* _WORK TO COMPLETE_
A. In the Box component text, what element does the box component render by default?
B. Decide whether each statement agrees with the Box component text, giving yes or no with the deciding words quoted from it. (i) The sprinkles cover every CSS property. (ii) If Component is not a string, the reset property is set to "div". (iii) The extractAtoms function divides the props into atom properties and other props.
C. Continue the Box component text from its final line.

The atoms() function can now be used to create a box component.

Box Component

The box component is a polymorphic React component that renders a div by default. It can be customized to render any other element, accepts all properties of that element and every sprinkles property. And because it uses the atoms() function, it will apply the CSS reset for that HTML element.

This is how the Box component can be used:

// Renders a div, CSS reset will be applied
<Box>Content</Box>

// Use sprinkles
<Box userSelect="none">Text</Box>

// Use responsive props
<Box margin={[2,4,8]}>Content</Box>

// Render a list
<Box as="ul" className="my-list">
  <Box as="li">Item 1</Box>
</Box>

Here is the basic implementation. The component extracts all atom properties from the component props (propsToForward ). It then passes the atom properties to the atoms() function together with the reset property to apply reset styles.

Box.tsx
export const Box = forwardRef((props, ref) {
  const { as: Component = "div", ...other } = props;
  const [atomsProps, propsToForward] = extractAtoms(other);
  const className = atoms({
    className: propsToForward.className,
    reset: typeof Component === "string" ? Component : "div",
    ...atomsProps,
  });

  return (
    <Component
      {...propsToForward}
      className={className}
      ref={ref}
    />
  );
});

The extractAtoms function splits the list of properties into atom properties and other props:

atoms.ts
import { omit, pick } from "lodash";

const keys = Array.from(sprinkles.properties.keys());
export const extractAtoms = <P extends object>(props: P) => [
  pick(props, keys),
  omit(props, keys),
];

Custom styles

The sprinkles only provide a limited set of CSS properties. For every other use case, use the style function to create scoped styles for components. Import the vars object from the theme file to access design tokens:

MyComponent.css.ts
import { style } from "@vanilla-extract/css";
import { vars } from "./theme.css";

export const grid = style({
  display: "grid",
  gridTemplateColumns: "...",
  // ...

* _INFORMATION SUPPLIED_
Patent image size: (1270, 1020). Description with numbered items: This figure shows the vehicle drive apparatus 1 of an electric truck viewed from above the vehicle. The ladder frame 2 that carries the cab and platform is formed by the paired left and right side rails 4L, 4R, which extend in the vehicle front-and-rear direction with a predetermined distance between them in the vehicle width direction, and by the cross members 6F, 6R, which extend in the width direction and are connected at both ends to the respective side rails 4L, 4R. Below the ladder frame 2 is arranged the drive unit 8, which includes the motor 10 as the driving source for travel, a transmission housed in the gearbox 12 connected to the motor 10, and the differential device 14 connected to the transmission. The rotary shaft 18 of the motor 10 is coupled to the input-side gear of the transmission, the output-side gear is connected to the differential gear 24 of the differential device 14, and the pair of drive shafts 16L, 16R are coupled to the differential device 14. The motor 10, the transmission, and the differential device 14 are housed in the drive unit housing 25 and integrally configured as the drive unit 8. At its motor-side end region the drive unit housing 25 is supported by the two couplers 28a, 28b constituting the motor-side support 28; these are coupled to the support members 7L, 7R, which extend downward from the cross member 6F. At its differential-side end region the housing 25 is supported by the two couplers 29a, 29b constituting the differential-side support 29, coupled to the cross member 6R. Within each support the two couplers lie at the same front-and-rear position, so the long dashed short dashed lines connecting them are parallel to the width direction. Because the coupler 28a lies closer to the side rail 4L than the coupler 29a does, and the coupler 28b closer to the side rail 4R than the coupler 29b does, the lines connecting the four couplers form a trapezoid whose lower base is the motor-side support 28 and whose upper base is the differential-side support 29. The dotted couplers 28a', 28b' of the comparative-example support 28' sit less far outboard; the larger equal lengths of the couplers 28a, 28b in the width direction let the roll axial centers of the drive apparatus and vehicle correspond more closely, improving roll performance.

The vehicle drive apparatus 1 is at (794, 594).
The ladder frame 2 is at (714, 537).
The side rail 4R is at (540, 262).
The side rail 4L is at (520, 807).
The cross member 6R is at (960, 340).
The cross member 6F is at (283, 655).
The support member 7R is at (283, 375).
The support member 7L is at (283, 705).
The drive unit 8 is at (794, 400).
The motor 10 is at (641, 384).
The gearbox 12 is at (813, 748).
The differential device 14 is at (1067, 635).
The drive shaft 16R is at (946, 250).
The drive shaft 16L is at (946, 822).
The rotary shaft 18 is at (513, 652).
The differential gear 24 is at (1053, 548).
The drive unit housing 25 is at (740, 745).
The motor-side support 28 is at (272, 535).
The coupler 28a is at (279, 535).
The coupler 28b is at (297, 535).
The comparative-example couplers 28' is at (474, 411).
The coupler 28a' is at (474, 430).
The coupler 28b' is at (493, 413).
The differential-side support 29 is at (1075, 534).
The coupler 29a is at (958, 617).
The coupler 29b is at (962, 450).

* _YOUR WRITTEN ANSWERS_
A. It renders a div by default.

B.
(i) No: "The sprinkles only provide a limited set of CSS properties."
(ii) Yes: "reset: typeof Component === "string" ? Component : "div","
(iii) Yes: "The extractAtoms function splits the list of properties into atom properties and other props"

C.
});

export const label = style({
  letterSpacing: vars.font.letterSpacings.label,
  // ...
});

Recipes

Components with multi-variant styles, like a button, can be created with the recipes package. We create the component based on the box component, which allows us to pass all atoms properties and will apply the CSS reset for the button element.

Button.tsx
import * as css from "./button.css";

const Button = forwardRef((props, ref) => {
  const { tone, variant, className, ...rest } = props;
  const variantClass = css.button({ tone, variant });

  return (
    <Box
      as="button"
      ref={ref}
      display="inlineFlex"
      justifyContent="center"
      alignItems="center"
      className={clsx(variantClass, className)}
      {...rest}
    />
  );
});

The multi-variant styles are created using the recipe() function:

Button.css.ts
import { recipe } from "@vanilla-extract/recipes";

export const button = recipe({
  base: {
    /* styles */
  },

  variants: {
    tone: {
      primary: {
        /* styles */
      },
      neutral: {
        /* styles */
      },
      critical: {
        /* styles */
      },
    },
    variant: {
      soft: {
        /* styles */
      },
      ghost: {
        /* styles */
      },
      soft: {
        /* styles */
      },
      transparent: {
        /* styles */
      },
    },
  },
  defaultVariants: {
    tone: "primary",
    variant: "ghost",
  },
});

Sprinkles are also supported as part of the recipe. Provide an array to use both, sprinkles and custom styles:

export const button = recipe({
  variants: {
    color: {
      primary: [
        sprinkles({ background: "primary" }),
        {
          borderColor: vars.color.primary.border,
        },
      ],
    },
  },
});

Foundational Components

It's highly recommended creating more foundational components that can be reused across the application, to reduce the amount of CSS you need to write (and ship to the client). A common example is the Stack component.

Summary

We've created a solid styling foundation using vanilla-extract. Based on the theme, the atoms() function and the polymorphic box component, we can now create more foundational components and multi-variant styles. Thanks to TypeScript we get a much better developer experience than with plain CSS.